Stored records:
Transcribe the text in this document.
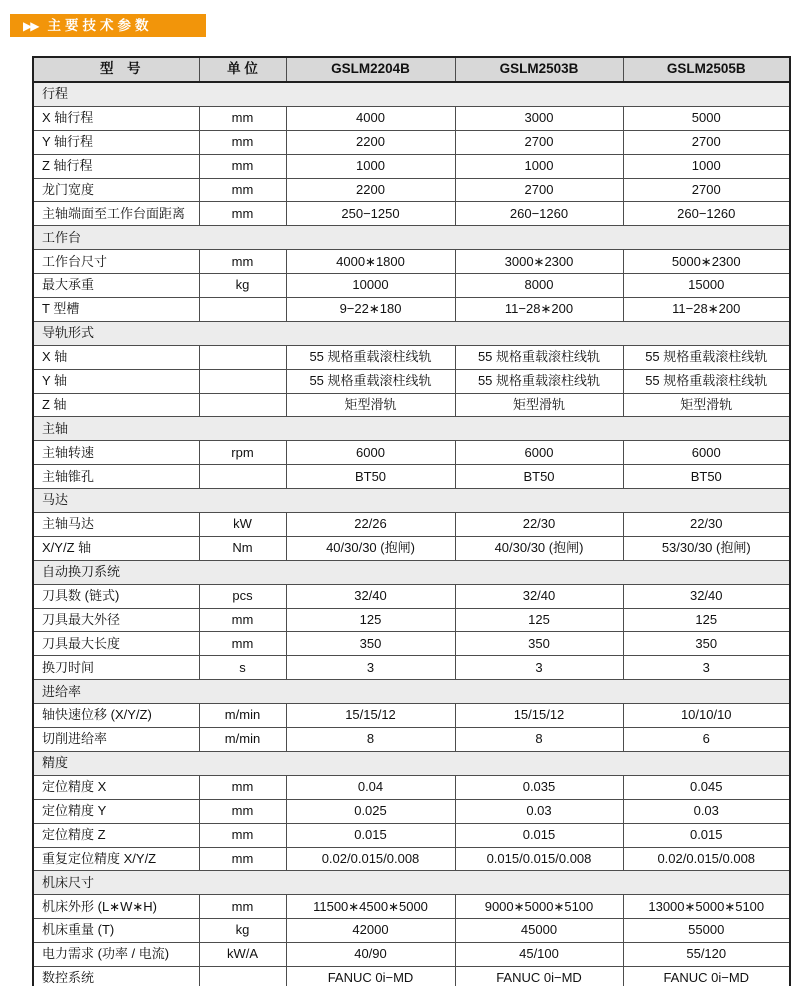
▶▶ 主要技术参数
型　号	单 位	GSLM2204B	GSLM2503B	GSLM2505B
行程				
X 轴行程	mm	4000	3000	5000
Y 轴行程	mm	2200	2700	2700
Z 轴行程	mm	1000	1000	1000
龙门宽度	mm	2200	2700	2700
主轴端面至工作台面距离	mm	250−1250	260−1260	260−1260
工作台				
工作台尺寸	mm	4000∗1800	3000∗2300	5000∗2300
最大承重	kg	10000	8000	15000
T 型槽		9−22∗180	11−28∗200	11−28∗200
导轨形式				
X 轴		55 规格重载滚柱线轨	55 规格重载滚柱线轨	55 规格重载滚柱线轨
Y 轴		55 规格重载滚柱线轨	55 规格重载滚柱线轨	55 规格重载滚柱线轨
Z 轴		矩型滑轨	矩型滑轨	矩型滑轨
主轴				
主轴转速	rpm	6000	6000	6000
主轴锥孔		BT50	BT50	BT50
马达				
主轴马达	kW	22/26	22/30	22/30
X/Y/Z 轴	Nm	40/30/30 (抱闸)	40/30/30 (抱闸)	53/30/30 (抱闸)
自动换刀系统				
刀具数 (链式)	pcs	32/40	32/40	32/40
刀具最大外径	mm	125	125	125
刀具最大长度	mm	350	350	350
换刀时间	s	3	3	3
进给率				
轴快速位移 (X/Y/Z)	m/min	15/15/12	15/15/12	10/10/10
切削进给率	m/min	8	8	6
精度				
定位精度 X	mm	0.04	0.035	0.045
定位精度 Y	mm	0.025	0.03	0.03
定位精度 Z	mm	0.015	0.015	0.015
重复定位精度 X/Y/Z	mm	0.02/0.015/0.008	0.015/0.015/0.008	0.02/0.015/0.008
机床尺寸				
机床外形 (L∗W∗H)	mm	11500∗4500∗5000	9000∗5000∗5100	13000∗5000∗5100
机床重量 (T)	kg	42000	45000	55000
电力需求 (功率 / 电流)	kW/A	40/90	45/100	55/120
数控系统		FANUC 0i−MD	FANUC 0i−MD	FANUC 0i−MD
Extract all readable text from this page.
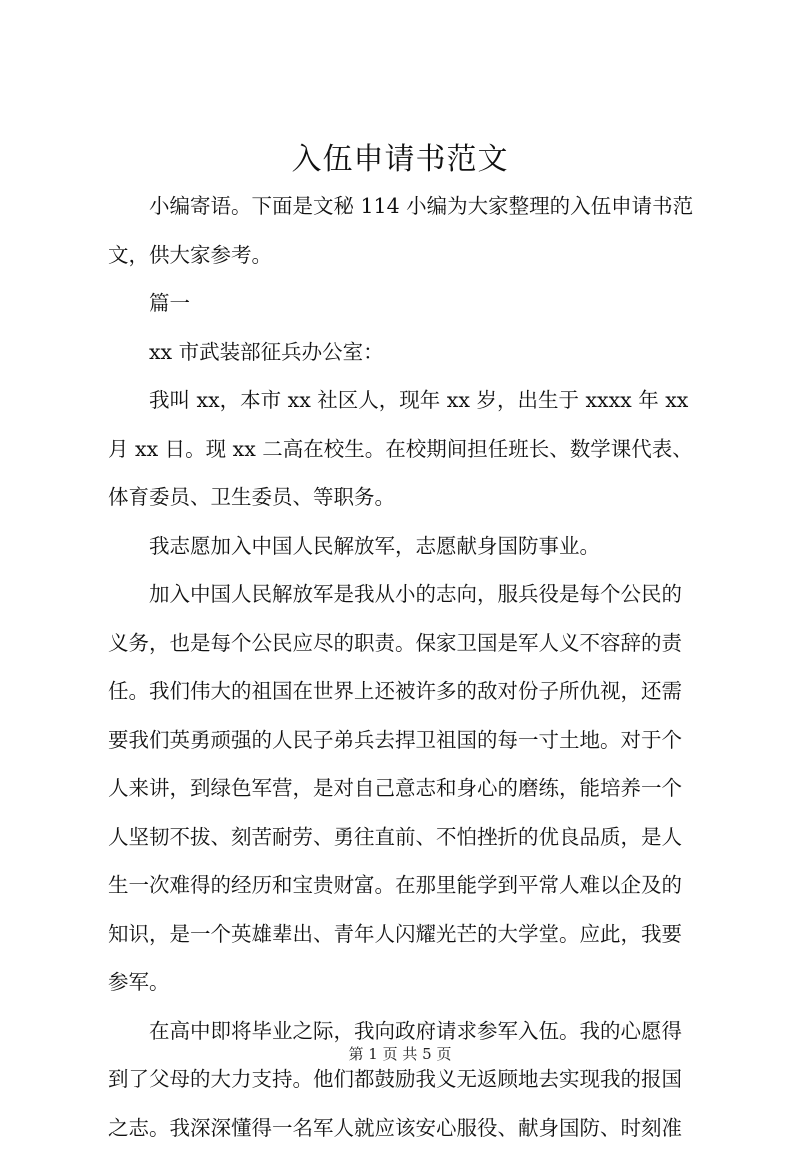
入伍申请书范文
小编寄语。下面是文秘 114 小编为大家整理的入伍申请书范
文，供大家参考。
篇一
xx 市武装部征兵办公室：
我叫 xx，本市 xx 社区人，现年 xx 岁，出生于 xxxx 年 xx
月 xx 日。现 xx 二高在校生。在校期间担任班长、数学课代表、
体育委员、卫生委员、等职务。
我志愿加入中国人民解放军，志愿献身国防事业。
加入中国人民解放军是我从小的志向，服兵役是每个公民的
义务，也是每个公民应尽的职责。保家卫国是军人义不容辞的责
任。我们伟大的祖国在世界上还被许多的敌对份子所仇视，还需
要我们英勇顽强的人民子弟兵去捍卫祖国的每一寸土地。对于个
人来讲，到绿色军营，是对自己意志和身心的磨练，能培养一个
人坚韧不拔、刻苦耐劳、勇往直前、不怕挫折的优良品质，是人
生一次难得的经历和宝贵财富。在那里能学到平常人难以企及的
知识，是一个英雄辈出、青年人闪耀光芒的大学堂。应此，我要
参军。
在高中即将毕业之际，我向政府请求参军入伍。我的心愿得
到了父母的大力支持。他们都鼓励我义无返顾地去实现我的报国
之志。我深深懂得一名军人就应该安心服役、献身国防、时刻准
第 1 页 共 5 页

== THE REQUEST ==
Leave the pictures out, and transcribe each of the records exactly.

== PROBLEM SOLUTION ==
Transcribe the text in this document.
▶▶ 主要技术参数
型　号	单 位	GSLM2204B	GSLM2503B	GSLM2505B
行程				
X 轴行程	mm	4000	3000	5000
Y 轴行程	mm	2200	2700	2700
Z 轴行程	mm	1000	1000	1000
龙门宽度	mm	2200	2700	2700
主轴端面至工作台面距离	mm	250−1250	260−1260	260−1260
工作台				
工作台尺寸	mm	4000∗1800	3000∗2300	5000∗2300
最大承重	kg	10000	8000	15000
T 型槽		9−22∗180	11−28∗200	11−28∗200
导轨形式				
X 轴		55 规格重载滚柱线轨	55 规格重载滚柱线轨	55 规格重载滚柱线轨
Y 轴		55 规格重载滚柱线轨	55 规格重载滚柱线轨	55 规格重载滚柱线轨
Z 轴		矩型滑轨	矩型滑轨	矩型滑轨
主轴				
主轴转速	rpm	6000	6000	6000
主轴锥孔		BT50	BT50	BT50
马达				
主轴马达	kW	22/26	22/30	22/30
X/Y/Z 轴	Nm	40/30/30 (抱闸)	40/30/30 (抱闸)	53/30/30 (抱闸)
自动换刀系统				
刀具数 (链式)	pcs	32/40	32/40	32/40
刀具最大外径	mm	125	125	125
刀具最大长度	mm	350	350	350
换刀时间	s	3	3	3
进给率				
轴快速位移 (X/Y/Z)	m/min	15/15/12	15/15/12	10/10/10
切削进给率	m/min	8	8	6
精度				
定位精度 X	mm	0.04	0.035	0.045
定位精度 Y	mm	0.025	0.03	0.03
定位精度 Z	mm	0.015	0.015	0.015
重复定位精度 X/Y/Z	mm	0.02/0.015/0.008	0.015/0.015/0.008	0.02/0.015/0.008
机床尺寸				
机床外形 (L∗W∗H)	mm	11500∗4500∗5000	9000∗5000∗5100	13000∗5000∗5100
机床重量 (T)	kg	42000	45000	55000
电力需求 (功率 / 电流)	kW/A	40/90	45/100	55/120
数控系统		FANUC 0i−MD	FANUC 0i−MD	FANUC 0i−MD
Extract all readable text from this page.
入伍申请书范文
小编寄语。下面是文秘 114 小编为大家整理的入伍申请书范
文，供大家参考。
篇一
xx 市武装部征兵办公室：
我叫 xx，本市 xx 社区人，现年 xx 岁，出生于 xxxx 年 xx
月 xx 日。现 xx 二高在校生。在校期间担任班长、数学课代表、
体育委员、卫生委员、等职务。
我志愿加入中国人民解放军，志愿献身国防事业。
加入中国人民解放军是我从小的志向，服兵役是每个公民的
义务，也是每个公民应尽的职责。保家卫国是军人义不容辞的责
任。我们伟大的祖国在世界上还被许多的敌对份子所仇视，还需
要我们英勇顽强的人民子弟兵去捍卫祖国的每一寸土地。对于个
人来讲，到绿色军营，是对自己意志和身心的磨练，能培养一个
人坚韧不拔、刻苦耐劳、勇往直前、不怕挫折的优良品质，是人
生一次难得的经历和宝贵财富。在那里能学到平常人难以企及的
知识，是一个英雄辈出、青年人闪耀光芒的大学堂。应此，我要
参军。
在高中即将毕业之际，我向政府请求参军入伍。我的心愿得
到了父母的大力支持。他们都鼓励我义无返顾地去实现我的报国
之志。我深深懂得一名军人就应该安心服役、献身国防、时刻准
第 1 页 共 5 页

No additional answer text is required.